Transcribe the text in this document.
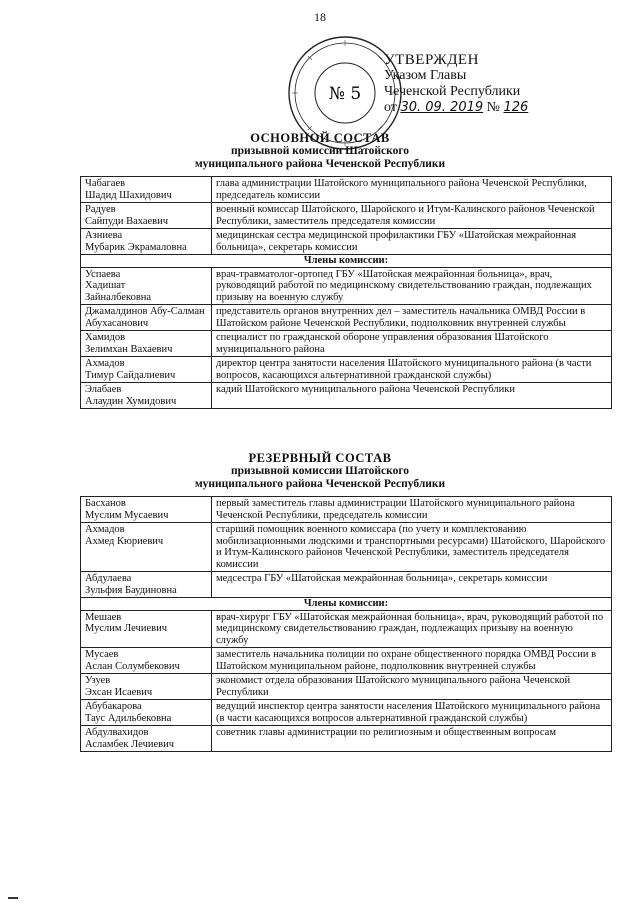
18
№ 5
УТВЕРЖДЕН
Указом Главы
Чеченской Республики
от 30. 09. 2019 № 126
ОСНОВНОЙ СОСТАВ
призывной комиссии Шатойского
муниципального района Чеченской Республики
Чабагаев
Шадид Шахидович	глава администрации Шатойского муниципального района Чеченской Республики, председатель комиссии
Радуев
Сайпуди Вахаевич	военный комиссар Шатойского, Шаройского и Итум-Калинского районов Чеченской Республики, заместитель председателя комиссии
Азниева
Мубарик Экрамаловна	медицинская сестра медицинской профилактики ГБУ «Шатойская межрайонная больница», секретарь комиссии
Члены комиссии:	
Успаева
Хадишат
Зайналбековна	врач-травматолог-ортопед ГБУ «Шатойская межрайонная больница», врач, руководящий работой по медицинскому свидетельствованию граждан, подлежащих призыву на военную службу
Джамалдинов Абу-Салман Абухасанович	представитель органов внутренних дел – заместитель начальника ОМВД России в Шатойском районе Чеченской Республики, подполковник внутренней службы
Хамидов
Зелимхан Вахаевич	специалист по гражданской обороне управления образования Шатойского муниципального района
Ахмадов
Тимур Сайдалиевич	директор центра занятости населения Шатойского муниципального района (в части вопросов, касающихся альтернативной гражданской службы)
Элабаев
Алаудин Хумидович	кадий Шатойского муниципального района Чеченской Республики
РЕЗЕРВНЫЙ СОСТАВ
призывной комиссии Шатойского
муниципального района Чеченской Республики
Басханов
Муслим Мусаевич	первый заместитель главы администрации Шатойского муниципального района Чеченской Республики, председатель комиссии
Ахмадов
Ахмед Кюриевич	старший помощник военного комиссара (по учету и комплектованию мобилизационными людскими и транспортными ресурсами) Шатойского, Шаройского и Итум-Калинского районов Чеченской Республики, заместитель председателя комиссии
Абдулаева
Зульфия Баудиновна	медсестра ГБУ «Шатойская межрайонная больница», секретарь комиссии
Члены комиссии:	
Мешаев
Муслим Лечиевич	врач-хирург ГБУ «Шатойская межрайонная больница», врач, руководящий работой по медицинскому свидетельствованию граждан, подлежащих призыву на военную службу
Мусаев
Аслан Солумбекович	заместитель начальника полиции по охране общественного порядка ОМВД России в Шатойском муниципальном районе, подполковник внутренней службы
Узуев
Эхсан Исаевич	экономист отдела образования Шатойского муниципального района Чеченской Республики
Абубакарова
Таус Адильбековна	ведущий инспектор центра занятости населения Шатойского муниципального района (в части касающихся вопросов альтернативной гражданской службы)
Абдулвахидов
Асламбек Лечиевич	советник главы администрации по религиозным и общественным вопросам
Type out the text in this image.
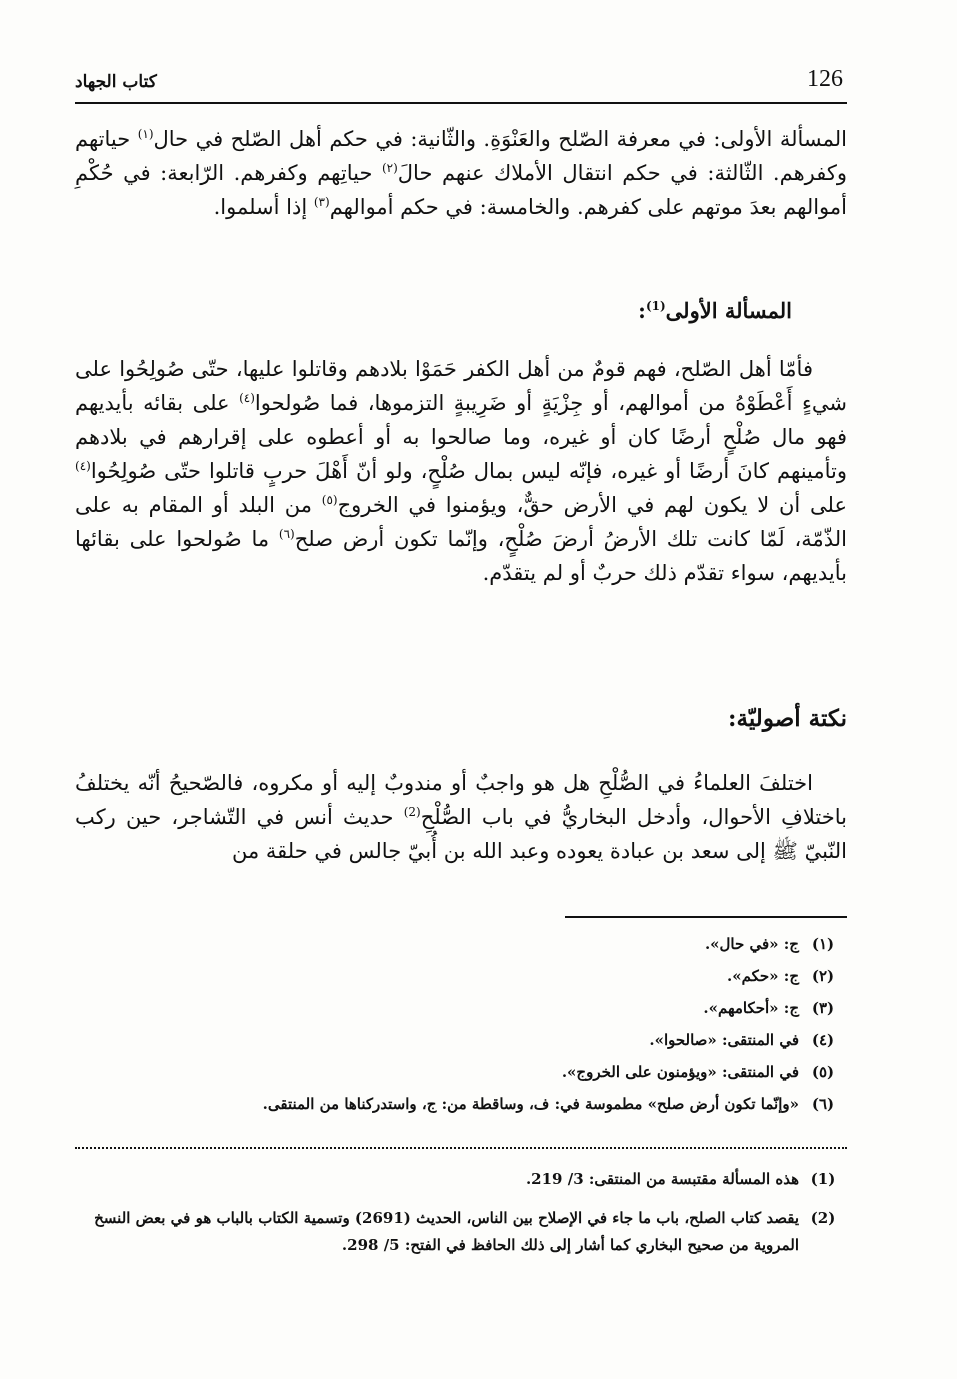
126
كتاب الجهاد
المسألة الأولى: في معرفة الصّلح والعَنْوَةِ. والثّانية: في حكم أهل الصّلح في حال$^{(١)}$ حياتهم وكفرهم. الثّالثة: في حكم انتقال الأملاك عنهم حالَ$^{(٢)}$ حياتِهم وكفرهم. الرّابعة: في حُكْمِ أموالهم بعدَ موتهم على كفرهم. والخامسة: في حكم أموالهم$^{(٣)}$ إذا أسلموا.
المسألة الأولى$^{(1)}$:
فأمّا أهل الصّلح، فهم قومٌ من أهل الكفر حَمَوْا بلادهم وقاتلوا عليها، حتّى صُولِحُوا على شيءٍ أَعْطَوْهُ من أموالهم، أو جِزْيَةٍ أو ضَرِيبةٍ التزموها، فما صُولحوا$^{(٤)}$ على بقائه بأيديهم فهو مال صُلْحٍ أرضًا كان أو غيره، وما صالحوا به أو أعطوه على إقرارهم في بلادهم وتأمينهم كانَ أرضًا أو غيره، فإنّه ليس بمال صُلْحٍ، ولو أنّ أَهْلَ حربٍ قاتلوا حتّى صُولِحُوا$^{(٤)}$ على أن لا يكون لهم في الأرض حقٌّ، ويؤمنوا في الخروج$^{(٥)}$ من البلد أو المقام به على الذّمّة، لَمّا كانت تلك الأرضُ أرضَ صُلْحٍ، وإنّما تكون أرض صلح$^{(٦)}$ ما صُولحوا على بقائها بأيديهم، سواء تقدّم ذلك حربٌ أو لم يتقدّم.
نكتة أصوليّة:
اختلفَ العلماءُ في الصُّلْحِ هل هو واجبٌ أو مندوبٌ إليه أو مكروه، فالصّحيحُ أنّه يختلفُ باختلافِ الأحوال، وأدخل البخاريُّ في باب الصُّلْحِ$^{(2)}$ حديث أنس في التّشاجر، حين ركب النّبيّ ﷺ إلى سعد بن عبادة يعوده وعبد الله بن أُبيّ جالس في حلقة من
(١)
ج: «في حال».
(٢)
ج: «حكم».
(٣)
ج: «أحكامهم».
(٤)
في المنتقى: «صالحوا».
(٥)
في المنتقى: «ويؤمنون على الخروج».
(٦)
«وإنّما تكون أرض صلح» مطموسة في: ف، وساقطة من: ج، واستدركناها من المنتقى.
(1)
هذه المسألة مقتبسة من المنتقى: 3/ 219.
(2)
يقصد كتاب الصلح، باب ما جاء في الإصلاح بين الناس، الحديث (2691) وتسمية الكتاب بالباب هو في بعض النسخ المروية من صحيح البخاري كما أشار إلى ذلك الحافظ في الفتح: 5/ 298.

STATED EXERCISE
Quote every record above exactly, omitting any pictures they contain.

WRITTEN REPLY
Transcribe the text in this document.
18
№ 5
УТВЕРЖДЕН
Указом Главы
Чеченской Республики
от 30. 09. 2019 № 126
ОСНОВНОЙ СОСТАВ
призывной комиссии Шатойского
муниципального района Чеченской Республики
Чабагаев
Шадид Шахидович	глава администрации Шатойского муниципального района Чеченской Республики, председатель комиссии
Радуев
Сайпуди Вахаевич	военный комиссар Шатойского, Шаройского и Итум-Калинского районов Чеченской Республики, заместитель председателя комиссии
Азниева
Мубарик Экрамаловна	медицинская сестра медицинской профилактики ГБУ «Шатойская межрайонная больница», секретарь комиссии
Члены комиссии:	
Успаева
Хадишат
Зайналбековна	врач-травматолог-ортопед ГБУ «Шатойская межрайонная больница», врач, руководящий работой по медицинскому свидетельствованию граждан, подлежащих призыву на военную службу
Джамалдинов Абу-Салман Абухасанович	представитель органов внутренних дел – заместитель начальника ОМВД России в Шатойском районе Чеченской Республики, подполковник внутренней службы
Хамидов
Зелимхан Вахаевич	специалист по гражданской обороне управления образования Шатойского муниципального района
Ахмадов
Тимур Сайдалиевич	директор центра занятости населения Шатойского муниципального района (в части вопросов, касающихся альтернативной гражданской службы)
Элабаев
Алаудин Хумидович	кадий Шатойского муниципального района Чеченской Республики
РЕЗЕРВНЫЙ СОСТАВ
призывной комиссии Шатойского
муниципального района Чеченской Республики
Басханов
Муслим Мусаевич	первый заместитель главы администрации Шатойского муниципального района Чеченской Республики, председатель комиссии
Ахмадов
Ахмед Кюриевич	старший помощник военного комиссара (по учету и комплектованию мобилизационными людскими и транспортными ресурсами) Шатойского, Шаройского и Итум-Калинского районов Чеченской Республики, заместитель председателя комиссии
Абдулаева
Зульфия Баудиновна	медсестра ГБУ «Шатойская межрайонная больница», секретарь комиссии
Члены комиссии:	
Мешаев
Муслим Лечиевич	врач-хирург ГБУ «Шатойская межрайонная больница», врач, руководящий работой по медицинскому свидетельствованию граждан, подлежащих призыву на военную службу
Мусаев
Аслан Солумбекович	заместитель начальника полиции по охране общественного порядка ОМВД России в Шатойском муниципальном районе, подполковник внутренней службы
Узуев
Эхсан Исаевич	экономист отдела образования Шатойского муниципального района Чеченской Республики
Абубакарова
Таус Адильбековна	ведущий инспектор центра занятости населения Шатойского муниципального района (в части касающихся вопросов альтернативной гражданской службы)
Абдулвахидов
Асламбек Лечиевич	советник главы администрации по религиозным и общественным вопросам
Type out the text in this image.
126
كتاب الجهاد
المسألة الأولى: في معرفة الصّلح والعَنْوَةِ. والثّانية: في حكم أهل الصّلح في حال$^{(١)}$ حياتهم وكفرهم. الثّالثة: في حكم انتقال الأملاك عنهم حالَ$^{(٢)}$ حياتِهم وكفرهم. الرّابعة: في حُكْمِ أموالهم بعدَ موتهم على كفرهم. والخامسة: في حكم أموالهم$^{(٣)}$ إذا أسلموا.
المسألة الأولى$^{(1)}$:
فأمّا أهل الصّلح، فهم قومٌ من أهل الكفر حَمَوْا بلادهم وقاتلوا عليها، حتّى صُولِحُوا على شيءٍ أَعْطَوْهُ من أموالهم، أو جِزْيَةٍ أو ضَرِيبةٍ التزموها، فما صُولحوا$^{(٤)}$ على بقائه بأيديهم فهو مال صُلْحٍ أرضًا كان أو غيره، وما صالحوا به أو أعطوه على إقرارهم في بلادهم وتأمينهم كانَ أرضًا أو غيره، فإنّه ليس بمال صُلْحٍ، ولو أنّ أَهْلَ حربٍ قاتلوا حتّى صُولِحُوا$^{(٤)}$ على أن لا يكون لهم في الأرض حقٌّ، ويؤمنوا في الخروج$^{(٥)}$ من البلد أو المقام به على الذّمّة، لَمّا كانت تلك الأرضُ أرضَ صُلْحٍ، وإنّما تكون أرض صلح$^{(٦)}$ ما صُولحوا على بقائها بأيديهم، سواء تقدّم ذلك حربٌ أو لم يتقدّم.
نكتة أصوليّة:
اختلفَ العلماءُ في الصُّلْحِ هل هو واجبٌ أو مندوبٌ إليه أو مكروه، فالصّحيحُ أنّه يختلفُ باختلافِ الأحوال، وأدخل البخاريُّ في باب الصُّلْحِ$^{(2)}$ حديث أنس في التّشاجر، حين ركب النّبيّ ﷺ إلى سعد بن عبادة يعوده وعبد الله بن أُبيّ جالس في حلقة من
(١)
ج: «في حال».
(٢)
ج: «حكم».
(٣)
ج: «أحكامهم».
(٤)
في المنتقى: «صالحوا».
(٥)
في المنتقى: «ويؤمنون على الخروج».
(٦)
«وإنّما تكون أرض صلح» مطموسة في: ف، وساقطة من: ج، واستدركناها من المنتقى.
(1)
هذه المسألة مقتبسة من المنتقى: 3/ 219.
(2)
يقصد كتاب الصلح، باب ما جاء في الإصلاح بين الناس، الحديث (2691) وتسمية الكتاب بالباب هو في بعض النسخ المروية من صحيح البخاري كما أشار إلى ذلك الحافظ في الفتح: 5/ 298.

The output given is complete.